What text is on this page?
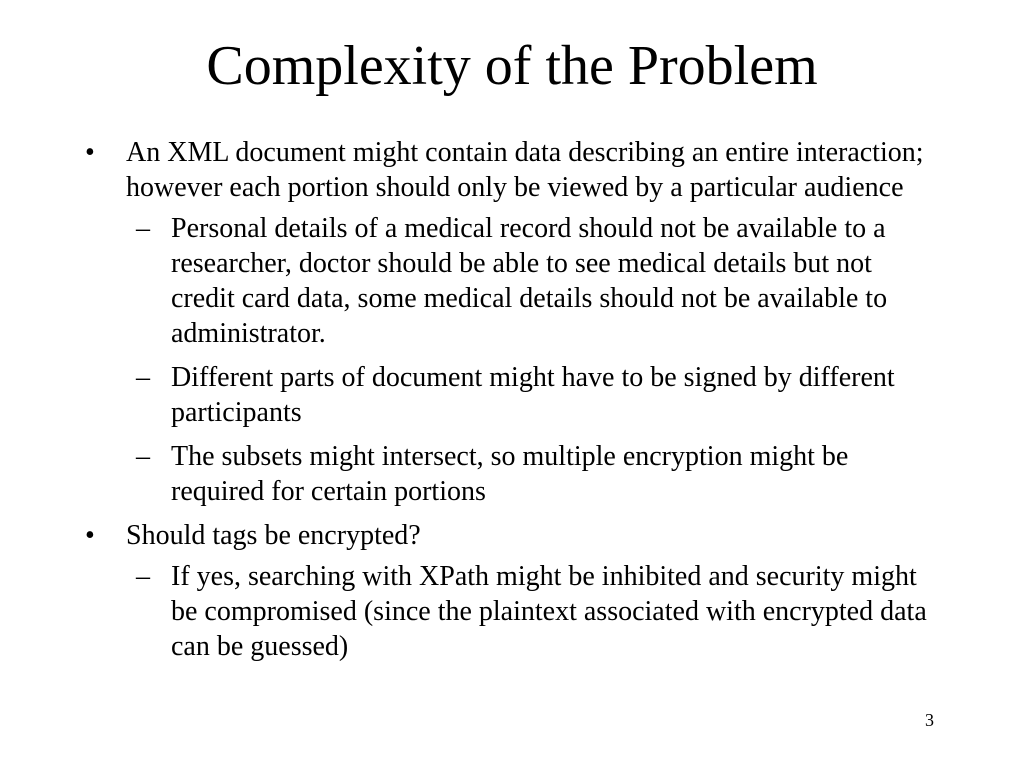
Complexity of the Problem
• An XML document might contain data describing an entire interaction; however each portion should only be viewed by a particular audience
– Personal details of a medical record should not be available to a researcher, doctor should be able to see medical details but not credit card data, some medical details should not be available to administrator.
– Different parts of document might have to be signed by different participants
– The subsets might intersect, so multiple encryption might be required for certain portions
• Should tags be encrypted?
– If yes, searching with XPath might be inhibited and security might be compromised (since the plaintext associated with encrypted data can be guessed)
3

==

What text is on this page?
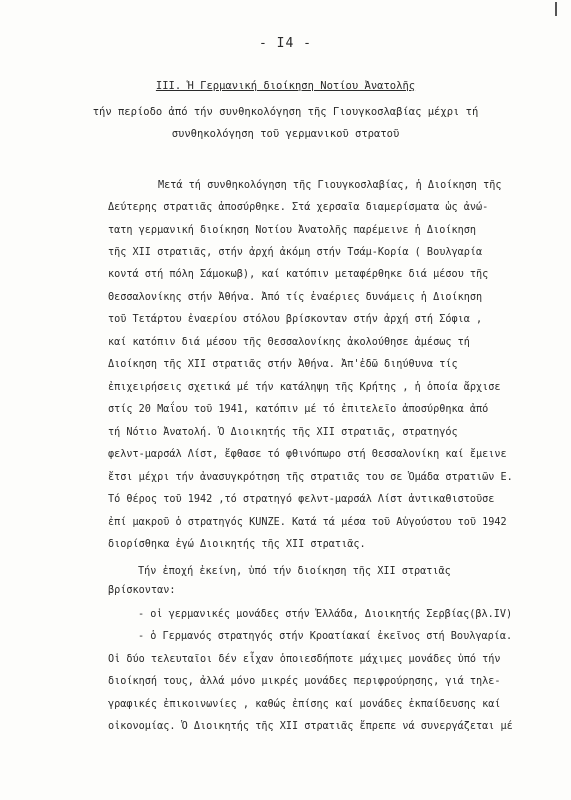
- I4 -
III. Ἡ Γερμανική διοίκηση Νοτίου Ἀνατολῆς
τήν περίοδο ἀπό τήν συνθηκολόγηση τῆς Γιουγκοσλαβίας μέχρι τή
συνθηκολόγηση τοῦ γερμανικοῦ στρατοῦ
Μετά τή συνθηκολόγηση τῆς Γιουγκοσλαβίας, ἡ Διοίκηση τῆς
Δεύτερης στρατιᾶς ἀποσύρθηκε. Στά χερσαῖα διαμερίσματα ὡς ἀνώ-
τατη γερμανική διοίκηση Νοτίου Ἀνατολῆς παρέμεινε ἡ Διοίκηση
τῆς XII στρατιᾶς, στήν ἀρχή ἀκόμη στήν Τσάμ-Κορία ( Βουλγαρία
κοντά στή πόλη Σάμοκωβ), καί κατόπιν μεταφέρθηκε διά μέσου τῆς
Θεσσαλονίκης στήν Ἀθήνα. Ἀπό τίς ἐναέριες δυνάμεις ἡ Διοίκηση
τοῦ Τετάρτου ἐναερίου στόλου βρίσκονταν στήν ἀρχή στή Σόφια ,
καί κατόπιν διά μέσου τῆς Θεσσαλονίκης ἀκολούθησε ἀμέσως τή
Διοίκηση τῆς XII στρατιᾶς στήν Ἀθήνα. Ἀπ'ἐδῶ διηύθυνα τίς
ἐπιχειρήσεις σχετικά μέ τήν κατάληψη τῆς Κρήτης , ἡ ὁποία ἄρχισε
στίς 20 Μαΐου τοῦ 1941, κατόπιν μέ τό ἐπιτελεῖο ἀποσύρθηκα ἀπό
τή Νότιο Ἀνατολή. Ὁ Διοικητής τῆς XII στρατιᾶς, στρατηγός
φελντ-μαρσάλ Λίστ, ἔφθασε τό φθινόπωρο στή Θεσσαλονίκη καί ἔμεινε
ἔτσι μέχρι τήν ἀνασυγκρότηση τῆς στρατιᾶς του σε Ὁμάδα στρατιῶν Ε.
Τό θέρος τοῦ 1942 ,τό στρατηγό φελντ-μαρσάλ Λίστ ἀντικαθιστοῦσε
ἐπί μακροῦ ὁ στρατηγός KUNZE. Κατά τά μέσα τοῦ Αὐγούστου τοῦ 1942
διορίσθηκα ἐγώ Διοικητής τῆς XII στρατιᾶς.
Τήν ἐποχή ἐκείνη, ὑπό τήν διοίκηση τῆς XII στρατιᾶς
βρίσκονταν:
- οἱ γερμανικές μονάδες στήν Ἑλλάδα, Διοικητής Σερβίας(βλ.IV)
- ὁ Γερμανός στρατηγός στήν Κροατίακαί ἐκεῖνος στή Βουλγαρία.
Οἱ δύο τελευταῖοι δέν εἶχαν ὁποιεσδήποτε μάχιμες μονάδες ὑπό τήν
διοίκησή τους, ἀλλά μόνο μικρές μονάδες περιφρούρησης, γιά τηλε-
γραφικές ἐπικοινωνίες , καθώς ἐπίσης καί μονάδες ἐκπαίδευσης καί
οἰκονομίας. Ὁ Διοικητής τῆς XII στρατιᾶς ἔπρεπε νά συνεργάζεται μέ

- _REQUIRED WORK_:
Tally how many lines of the material contain the word "Γιουγκοσλαβίας". The answer must be the number and nothing else.

- _ANSWER FOR THE TASK_:
2